-- BEGIN DATA SHOWN --

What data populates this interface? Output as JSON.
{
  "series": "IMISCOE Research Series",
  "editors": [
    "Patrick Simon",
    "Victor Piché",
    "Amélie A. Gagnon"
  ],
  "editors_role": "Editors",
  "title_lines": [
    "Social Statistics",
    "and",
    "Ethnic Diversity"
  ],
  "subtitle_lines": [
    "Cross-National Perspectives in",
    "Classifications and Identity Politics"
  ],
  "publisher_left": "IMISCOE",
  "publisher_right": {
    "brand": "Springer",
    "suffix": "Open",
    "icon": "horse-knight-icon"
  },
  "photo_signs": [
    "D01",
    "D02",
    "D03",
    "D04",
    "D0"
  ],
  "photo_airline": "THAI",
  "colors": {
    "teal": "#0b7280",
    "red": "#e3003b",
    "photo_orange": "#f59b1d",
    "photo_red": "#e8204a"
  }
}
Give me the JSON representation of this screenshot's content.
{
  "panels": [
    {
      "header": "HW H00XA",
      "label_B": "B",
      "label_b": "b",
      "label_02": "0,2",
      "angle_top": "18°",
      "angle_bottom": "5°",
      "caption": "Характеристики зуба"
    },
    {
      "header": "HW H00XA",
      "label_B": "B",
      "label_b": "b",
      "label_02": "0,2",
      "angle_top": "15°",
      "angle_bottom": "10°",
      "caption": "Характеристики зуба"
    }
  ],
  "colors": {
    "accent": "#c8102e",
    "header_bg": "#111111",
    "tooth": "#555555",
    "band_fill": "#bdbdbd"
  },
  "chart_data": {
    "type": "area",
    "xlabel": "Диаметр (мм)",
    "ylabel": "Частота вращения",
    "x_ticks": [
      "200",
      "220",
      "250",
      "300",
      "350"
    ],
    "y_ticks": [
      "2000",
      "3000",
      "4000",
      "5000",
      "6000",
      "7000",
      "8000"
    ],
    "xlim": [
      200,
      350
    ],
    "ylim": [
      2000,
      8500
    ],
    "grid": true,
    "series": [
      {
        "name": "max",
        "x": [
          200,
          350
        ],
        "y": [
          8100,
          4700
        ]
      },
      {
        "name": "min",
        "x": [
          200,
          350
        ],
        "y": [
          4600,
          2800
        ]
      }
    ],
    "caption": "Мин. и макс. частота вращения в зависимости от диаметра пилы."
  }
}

-- END DATA SHOWN --

TASK TO CARRY OUT
Copy every record exactly as presented.

RIGHT ANSWER
What data populates this interface? Output as JSON.
{
  "series": "IMISCOE Research Series",
  "editors": [
    "Patrick Simon",
    "Victor Piché",
    "Amélie A. Gagnon"
  ],
  "editors_role": "Editors",
  "title_lines": [
    "Social Statistics",
    "and",
    "Ethnic Diversity"
  ],
  "subtitle_lines": [
    "Cross-National Perspectives in",
    "Classifications and Identity Politics"
  ],
  "publisher_left": "IMISCOE",
  "publisher_right": {
    "brand": "Springer",
    "suffix": "Open",
    "icon": "horse-knight-icon"
  },
  "photo_signs": [
    "D01",
    "D02",
    "D03",
    "D04",
    "D0"
  ],
  "photo_airline": "THAI",
  "colors": {
    "teal": "#0b7280",
    "red": "#e3003b",
    "photo_orange": "#f59b1d",
    "photo_red": "#e8204a"
  }
}
Give me the JSON representation of this screenshot's content.
{
  "panels": [
    {
      "header": "HW H00XA",
      "label_B": "B",
      "label_b": "b",
      "label_02": "0,2",
      "angle_top": "18°",
      "angle_bottom": "5°",
      "caption": "Характеристики зуба"
    },
    {
      "header": "HW H00XA",
      "label_B": "B",
      "label_b": "b",
      "label_02": "0,2",
      "angle_top": "15°",
      "angle_bottom": "10°",
      "caption": "Характеристики зуба"
    }
  ],
  "colors": {
    "accent": "#c8102e",
    "header_bg": "#111111",
    "tooth": "#555555",
    "band_fill": "#bdbdbd"
  },
  "chart_data": {
    "type": "area",
    "xlabel": "Диаметр (мм)",
    "ylabel": "Частота вращения",
    "x_ticks": [
      "200",
      "220",
      "250",
      "300",
      "350"
    ],
    "y_ticks": [
      "2000",
      "3000",
      "4000",
      "5000",
      "6000",
      "7000",
      "8000"
    ],
    "xlim": [
      200,
      350
    ],
    "ylim": [
      2000,
      8500
    ],
    "grid": true,
    "series": [
      {
        "name": "max",
        "x": [
          200,
          350
        ],
        "y": [
          8100,
          4700
        ]
      },
      {
        "name": "min",
        "x": [
          200,
          350
        ],
        "y": [
          4600,
          2800
        ]
      }
    ],
    "caption": "Мин. и макс. частота вращения в зависимости от диаметра пилы."
  }
}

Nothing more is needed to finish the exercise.